Stated problem –
Restate all the material verbatim, except for the pictures.

Records for the task –

* * * * * * *

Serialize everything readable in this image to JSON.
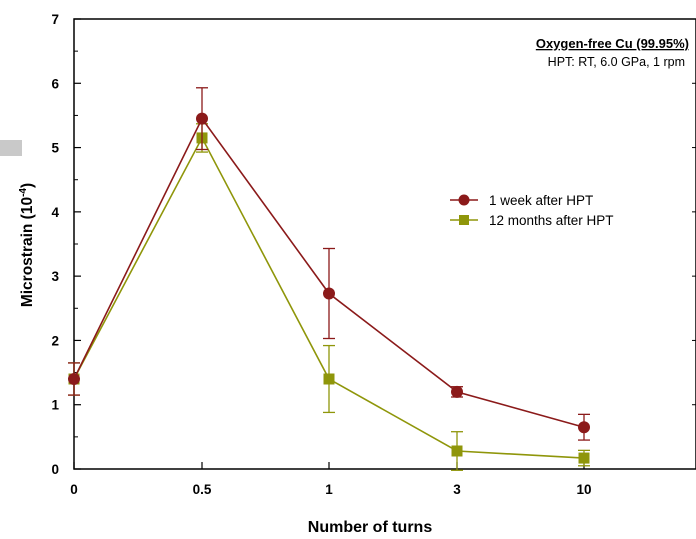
{
  "chart_data": {
    "type": "line",
    "title": "Oxygen-free Cu (99.95%)",
    "subtitle": "HPT: RT, 6.0 GPa, 1 rpm",
    "xlabel": "Number of turns",
    "ylabel": "Microstrain (10",
    "ylabel_exponent": "-4",
    "ylabel_close": ")",
    "categories": [
      "0",
      "0.5",
      "1",
      "3",
      "10"
    ],
    "ylim": [
      0,
      7
    ],
    "yticks": [
      "0",
      "1",
      "2",
      "3",
      "4",
      "5",
      "6",
      "7"
    ],
    "grid": false,
    "legend_position": "right",
    "series": [
      {
        "name": "1 week after HPT",
        "color": "#8b1a1a",
        "marker": "circle",
        "values": [
          1.4,
          5.45,
          2.73,
          1.2,
          0.65
        ],
        "error": [
          0.25,
          0.48,
          0.7,
          0.08,
          0.2
        ]
      },
      {
        "name": "12 months after HPT",
        "color": "#8f960a",
        "marker": "square",
        "values": [
          1.4,
          5.15,
          1.4,
          0.28,
          0.17
        ],
        "error": [
          0.25,
          0.22,
          0.52,
          0.3,
          0.12
        ]
      }
    ]
  }
}
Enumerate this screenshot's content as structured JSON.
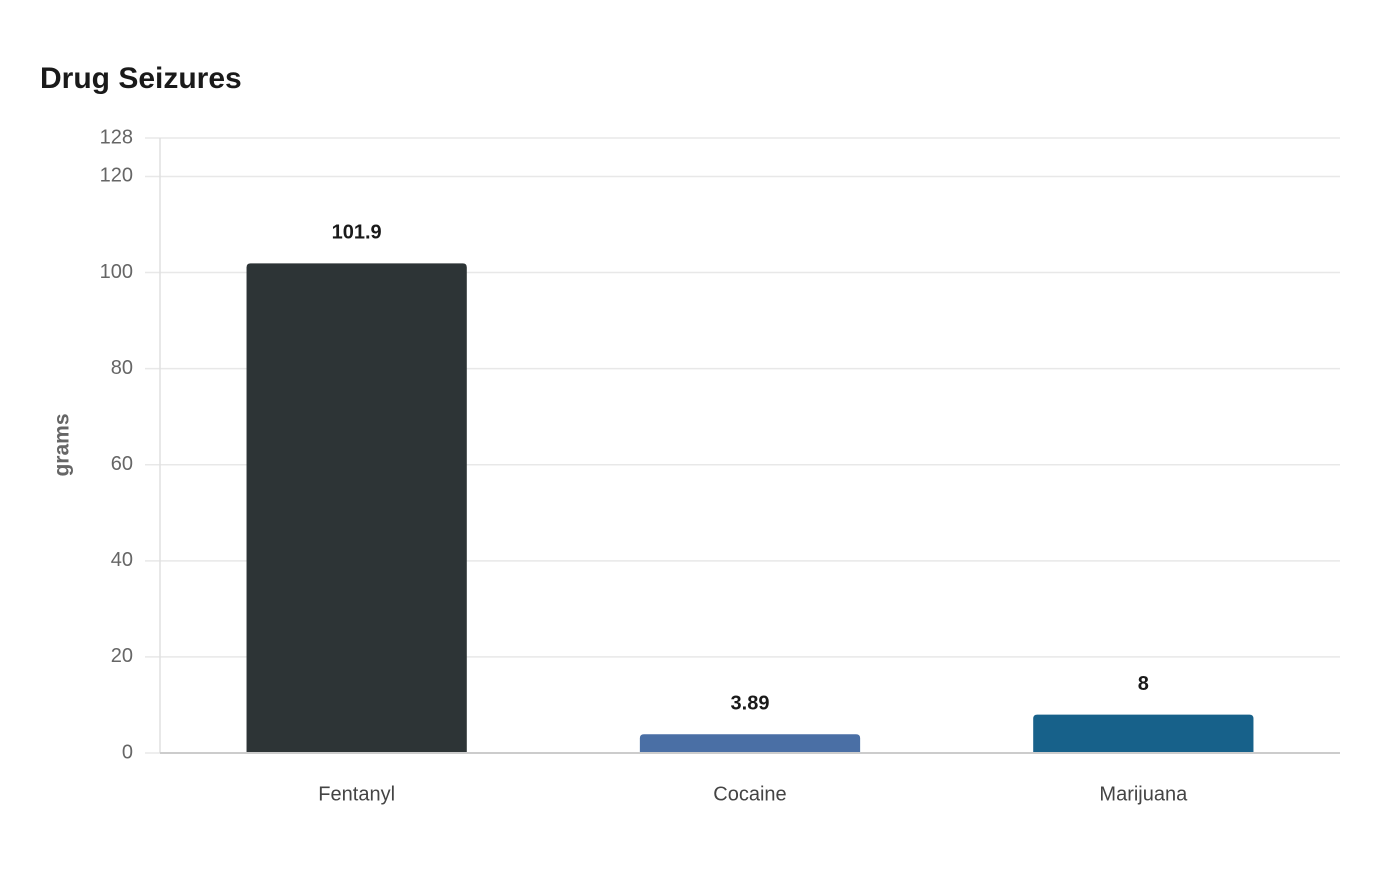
{
  "chart_data": {
    "type": "bar",
    "title": "Drug Seizures",
    "y_label": "grams",
    "categories": [
      "Fentanyl",
      "Cocaine",
      "Marijuana"
    ],
    "values": [
      101.9,
      3.89,
      8
    ],
    "colors": [
      "#2d3436",
      "#4a6fa5",
      "#17618a"
    ],
    "ylim": [
      0,
      128
    ],
    "yticks": [
      0,
      20,
      40,
      60,
      80,
      100,
      120,
      128
    ],
    "grid": true
  }
}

* * * * * * *

Output of the exercise –
Serialize everything readable in this image to JSON.
{
  "chart_data": {
    "type": "line",
    "title": "Oxygen-free Cu (99.95%)",
    "subtitle": "HPT: RT, 6.0 GPa, 1 rpm",
    "xlabel": "Number of turns",
    "ylabel": "Microstrain (10",
    "ylabel_exponent": "-4",
    "ylabel_close": ")",
    "categories": [
      "0",
      "0.5",
      "1",
      "3",
      "10"
    ],
    "ylim": [
      0,
      7
    ],
    "yticks": [
      "0",
      "1",
      "2",
      "3",
      "4",
      "5",
      "6",
      "7"
    ],
    "grid": false,
    "legend_position": "right",
    "series": [
      {
        "name": "1 week after HPT",
        "color": "#8b1a1a",
        "marker": "circle",
        "values": [
          1.4,
          5.45,
          2.73,
          1.2,
          0.65
        ],
        "error": [
          0.25,
          0.48,
          0.7,
          0.08,
          0.2
        ]
      },
      {
        "name": "12 months after HPT",
        "color": "#8f960a",
        "marker": "square",
        "values": [
          1.4,
          5.15,
          1.4,
          0.28,
          0.17
        ],
        "error": [
          0.25,
          0.22,
          0.52,
          0.3,
          0.12
        ]
      }
    ]
  }
}
Enumerate this screenshot's content as structured JSON.
{
  "chart_data": {
    "type": "bar",
    "title": "Drug Seizures",
    "y_label": "grams",
    "categories": [
      "Fentanyl",
      "Cocaine",
      "Marijuana"
    ],
    "values": [
      101.9,
      3.89,
      8
    ],
    "colors": [
      "#2d3436",
      "#4a6fa5",
      "#17618a"
    ],
    "ylim": [
      0,
      128
    ],
    "yticks": [
      0,
      20,
      40,
      60,
      80,
      100,
      120,
      128
    ],
    "grid": true
  }
}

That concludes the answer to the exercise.